─── Available data ───

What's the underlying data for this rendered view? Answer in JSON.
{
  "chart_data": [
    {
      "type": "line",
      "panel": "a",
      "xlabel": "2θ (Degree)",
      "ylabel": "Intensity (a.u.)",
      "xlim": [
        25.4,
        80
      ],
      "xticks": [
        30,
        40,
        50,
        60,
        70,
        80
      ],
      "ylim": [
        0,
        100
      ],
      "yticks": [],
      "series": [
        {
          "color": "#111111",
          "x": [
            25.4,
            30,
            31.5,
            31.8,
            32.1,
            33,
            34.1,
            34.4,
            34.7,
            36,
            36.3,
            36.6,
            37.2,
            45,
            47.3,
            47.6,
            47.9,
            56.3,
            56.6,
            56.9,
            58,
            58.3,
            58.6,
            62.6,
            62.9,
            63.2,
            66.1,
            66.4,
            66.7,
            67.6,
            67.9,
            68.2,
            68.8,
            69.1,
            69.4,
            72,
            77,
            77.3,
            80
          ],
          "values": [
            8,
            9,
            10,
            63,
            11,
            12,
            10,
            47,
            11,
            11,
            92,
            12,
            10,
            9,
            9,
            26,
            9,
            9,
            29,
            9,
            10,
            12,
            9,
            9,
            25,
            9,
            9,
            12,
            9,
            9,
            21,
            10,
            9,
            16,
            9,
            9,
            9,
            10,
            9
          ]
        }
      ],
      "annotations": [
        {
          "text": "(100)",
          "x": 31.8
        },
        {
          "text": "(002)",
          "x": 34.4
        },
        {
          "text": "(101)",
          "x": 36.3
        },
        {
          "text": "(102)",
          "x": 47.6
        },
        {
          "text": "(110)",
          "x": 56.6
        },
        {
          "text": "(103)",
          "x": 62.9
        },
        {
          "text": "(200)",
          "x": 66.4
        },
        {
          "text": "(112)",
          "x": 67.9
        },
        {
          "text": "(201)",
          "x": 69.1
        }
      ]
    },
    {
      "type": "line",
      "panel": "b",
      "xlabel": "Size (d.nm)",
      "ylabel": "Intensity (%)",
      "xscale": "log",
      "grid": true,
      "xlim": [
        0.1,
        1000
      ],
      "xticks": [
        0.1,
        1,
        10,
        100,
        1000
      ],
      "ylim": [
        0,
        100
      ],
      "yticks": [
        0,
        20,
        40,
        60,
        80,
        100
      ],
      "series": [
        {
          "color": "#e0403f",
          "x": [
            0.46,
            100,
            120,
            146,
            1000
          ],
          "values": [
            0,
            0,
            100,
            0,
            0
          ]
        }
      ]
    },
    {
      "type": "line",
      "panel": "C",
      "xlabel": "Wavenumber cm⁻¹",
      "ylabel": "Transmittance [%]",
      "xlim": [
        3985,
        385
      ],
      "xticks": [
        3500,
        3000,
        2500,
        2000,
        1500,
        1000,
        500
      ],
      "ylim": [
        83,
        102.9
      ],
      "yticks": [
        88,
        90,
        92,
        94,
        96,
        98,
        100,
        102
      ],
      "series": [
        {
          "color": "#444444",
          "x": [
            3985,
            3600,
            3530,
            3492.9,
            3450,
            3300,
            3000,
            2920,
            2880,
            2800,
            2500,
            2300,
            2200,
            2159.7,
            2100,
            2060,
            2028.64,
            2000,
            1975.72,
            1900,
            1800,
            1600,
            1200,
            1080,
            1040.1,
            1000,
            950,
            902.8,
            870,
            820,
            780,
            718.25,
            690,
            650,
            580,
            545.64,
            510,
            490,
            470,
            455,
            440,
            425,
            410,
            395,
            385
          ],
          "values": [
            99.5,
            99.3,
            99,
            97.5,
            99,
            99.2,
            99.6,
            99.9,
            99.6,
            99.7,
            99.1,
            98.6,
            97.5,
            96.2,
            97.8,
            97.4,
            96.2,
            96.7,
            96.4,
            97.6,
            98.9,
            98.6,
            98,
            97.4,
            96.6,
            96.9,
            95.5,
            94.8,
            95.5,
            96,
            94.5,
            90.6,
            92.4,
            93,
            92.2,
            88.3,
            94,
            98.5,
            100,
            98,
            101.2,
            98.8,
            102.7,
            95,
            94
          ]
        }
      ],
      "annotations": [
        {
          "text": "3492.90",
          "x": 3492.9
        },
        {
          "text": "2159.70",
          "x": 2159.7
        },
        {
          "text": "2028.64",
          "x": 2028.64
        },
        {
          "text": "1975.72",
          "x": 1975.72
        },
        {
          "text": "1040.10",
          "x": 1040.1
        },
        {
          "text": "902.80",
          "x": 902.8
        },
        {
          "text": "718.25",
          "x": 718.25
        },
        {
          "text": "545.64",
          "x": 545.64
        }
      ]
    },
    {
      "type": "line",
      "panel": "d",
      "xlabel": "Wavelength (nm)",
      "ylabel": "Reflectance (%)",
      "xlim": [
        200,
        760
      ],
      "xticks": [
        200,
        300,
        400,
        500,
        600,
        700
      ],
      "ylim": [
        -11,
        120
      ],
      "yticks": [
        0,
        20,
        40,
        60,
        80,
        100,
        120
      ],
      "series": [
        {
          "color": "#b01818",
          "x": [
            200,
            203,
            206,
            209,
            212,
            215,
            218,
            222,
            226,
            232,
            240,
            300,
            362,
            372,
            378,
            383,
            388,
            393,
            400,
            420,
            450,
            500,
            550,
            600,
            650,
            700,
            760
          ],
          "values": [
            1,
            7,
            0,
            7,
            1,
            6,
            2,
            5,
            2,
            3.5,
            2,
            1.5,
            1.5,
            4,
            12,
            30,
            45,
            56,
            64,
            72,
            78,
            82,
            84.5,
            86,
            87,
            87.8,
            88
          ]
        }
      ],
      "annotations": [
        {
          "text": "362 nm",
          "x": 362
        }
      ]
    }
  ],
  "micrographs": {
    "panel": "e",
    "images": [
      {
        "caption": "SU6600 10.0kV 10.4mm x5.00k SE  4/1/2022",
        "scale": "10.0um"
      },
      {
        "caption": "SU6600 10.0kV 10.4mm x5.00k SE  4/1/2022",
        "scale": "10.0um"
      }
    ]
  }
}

───

* **Exercise directions**
Make a verbatim copy of every entry shown above.

* **The result**
What's the underlying data for this rendered view? Answer in JSON.
{
  "chart_data": [
    {
      "type": "line",
      "panel": "a",
      "xlabel": "2θ (Degree)",
      "ylabel": "Intensity (a.u.)",
      "xlim": [
        25.4,
        80
      ],
      "xticks": [
        30,
        40,
        50,
        60,
        70,
        80
      ],
      "ylim": [
        0,
        100
      ],
      "yticks": [],
      "series": [
        {
          "color": "#111111",
          "x": [
            25.4,
            30,
            31.5,
            31.8,
            32.1,
            33,
            34.1,
            34.4,
            34.7,
            36,
            36.3,
            36.6,
            37.2,
            45,
            47.3,
            47.6,
            47.9,
            56.3,
            56.6,
            56.9,
            58,
            58.3,
            58.6,
            62.6,
            62.9,
            63.2,
            66.1,
            66.4,
            66.7,
            67.6,
            67.9,
            68.2,
            68.8,
            69.1,
            69.4,
            72,
            77,
            77.3,
            80
          ],
          "values": [
            8,
            9,
            10,
            63,
            11,
            12,
            10,
            47,
            11,
            11,
            92,
            12,
            10,
            9,
            9,
            26,
            9,
            9,
            29,
            9,
            10,
            12,
            9,
            9,
            25,
            9,
            9,
            12,
            9,
            9,
            21,
            10,
            9,
            16,
            9,
            9,
            9,
            10,
            9
          ]
        }
      ],
      "annotations": [
        {
          "text": "(100)",
          "x": 31.8
        },
        {
          "text": "(002)",
          "x": 34.4
        },
        {
          "text": "(101)",
          "x": 36.3
        },
        {
          "text": "(102)",
          "x": 47.6
        },
        {
          "text": "(110)",
          "x": 56.6
        },
        {
          "text": "(103)",
          "x": 62.9
        },
        {
          "text": "(200)",
          "x": 66.4
        },
        {
          "text": "(112)",
          "x": 67.9
        },
        {
          "text": "(201)",
          "x": 69.1
        }
      ]
    },
    {
      "type": "line",
      "panel": "b",
      "xlabel": "Size (d.nm)",
      "ylabel": "Intensity (%)",
      "xscale": "log",
      "grid": true,
      "xlim": [
        0.1,
        1000
      ],
      "xticks": [
        0.1,
        1,
        10,
        100,
        1000
      ],
      "ylim": [
        0,
        100
      ],
      "yticks": [
        0,
        20,
        40,
        60,
        80,
        100
      ],
      "series": [
        {
          "color": "#e0403f",
          "x": [
            0.46,
            100,
            120,
            146,
            1000
          ],
          "values": [
            0,
            0,
            100,
            0,
            0
          ]
        }
      ]
    },
    {
      "type": "line",
      "panel": "C",
      "xlabel": "Wavenumber cm⁻¹",
      "ylabel": "Transmittance [%]",
      "xlim": [
        3985,
        385
      ],
      "xticks": [
        3500,
        3000,
        2500,
        2000,
        1500,
        1000,
        500
      ],
      "ylim": [
        83,
        102.9
      ],
      "yticks": [
        88,
        90,
        92,
        94,
        96,
        98,
        100,
        102
      ],
      "series": [
        {
          "color": "#444444",
          "x": [
            3985,
            3600,
            3530,
            3492.9,
            3450,
            3300,
            3000,
            2920,
            2880,
            2800,
            2500,
            2300,
            2200,
            2159.7,
            2100,
            2060,
            2028.64,
            2000,
            1975.72,
            1900,
            1800,
            1600,
            1200,
            1080,
            1040.1,
            1000,
            950,
            902.8,
            870,
            820,
            780,
            718.25,
            690,
            650,
            580,
            545.64,
            510,
            490,
            470,
            455,
            440,
            425,
            410,
            395,
            385
          ],
          "values": [
            99.5,
            99.3,
            99,
            97.5,
            99,
            99.2,
            99.6,
            99.9,
            99.6,
            99.7,
            99.1,
            98.6,
            97.5,
            96.2,
            97.8,
            97.4,
            96.2,
            96.7,
            96.4,
            97.6,
            98.9,
            98.6,
            98,
            97.4,
            96.6,
            96.9,
            95.5,
            94.8,
            95.5,
            96,
            94.5,
            90.6,
            92.4,
            93,
            92.2,
            88.3,
            94,
            98.5,
            100,
            98,
            101.2,
            98.8,
            102.7,
            95,
            94
          ]
        }
      ],
      "annotations": [
        {
          "text": "3492.90",
          "x": 3492.9
        },
        {
          "text": "2159.70",
          "x": 2159.7
        },
        {
          "text": "2028.64",
          "x": 2028.64
        },
        {
          "text": "1975.72",
          "x": 1975.72
        },
        {
          "text": "1040.10",
          "x": 1040.1
        },
        {
          "text": "902.80",
          "x": 902.8
        },
        {
          "text": "718.25",
          "x": 718.25
        },
        {
          "text": "545.64",
          "x": 545.64
        }
      ]
    },
    {
      "type": "line",
      "panel": "d",
      "xlabel": "Wavelength (nm)",
      "ylabel": "Reflectance (%)",
      "xlim": [
        200,
        760
      ],
      "xticks": [
        200,
        300,
        400,
        500,
        600,
        700
      ],
      "ylim": [
        -11,
        120
      ],
      "yticks": [
        0,
        20,
        40,
        60,
        80,
        100,
        120
      ],
      "series": [
        {
          "color": "#b01818",
          "x": [
            200,
            203,
            206,
            209,
            212,
            215,
            218,
            222,
            226,
            232,
            240,
            300,
            362,
            372,
            378,
            383,
            388,
            393,
            400,
            420,
            450,
            500,
            550,
            600,
            650,
            700,
            760
          ],
          "values": [
            1,
            7,
            0,
            7,
            1,
            6,
            2,
            5,
            2,
            3.5,
            2,
            1.5,
            1.5,
            4,
            12,
            30,
            45,
            56,
            64,
            72,
            78,
            82,
            84.5,
            86,
            87,
            87.8,
            88
          ]
        }
      ],
      "annotations": [
        {
          "text": "362 nm",
          "x": 362
        }
      ]
    }
  ],
  "micrographs": {
    "panel": "e",
    "images": [
      {
        "caption": "SU6600 10.0kV 10.4mm x5.00k SE  4/1/2022",
        "scale": "10.0um"
      },
      {
        "caption": "SU6600 10.0kV 10.4mm x5.00k SE  4/1/2022",
        "scale": "10.0um"
      }
    ]
  }
}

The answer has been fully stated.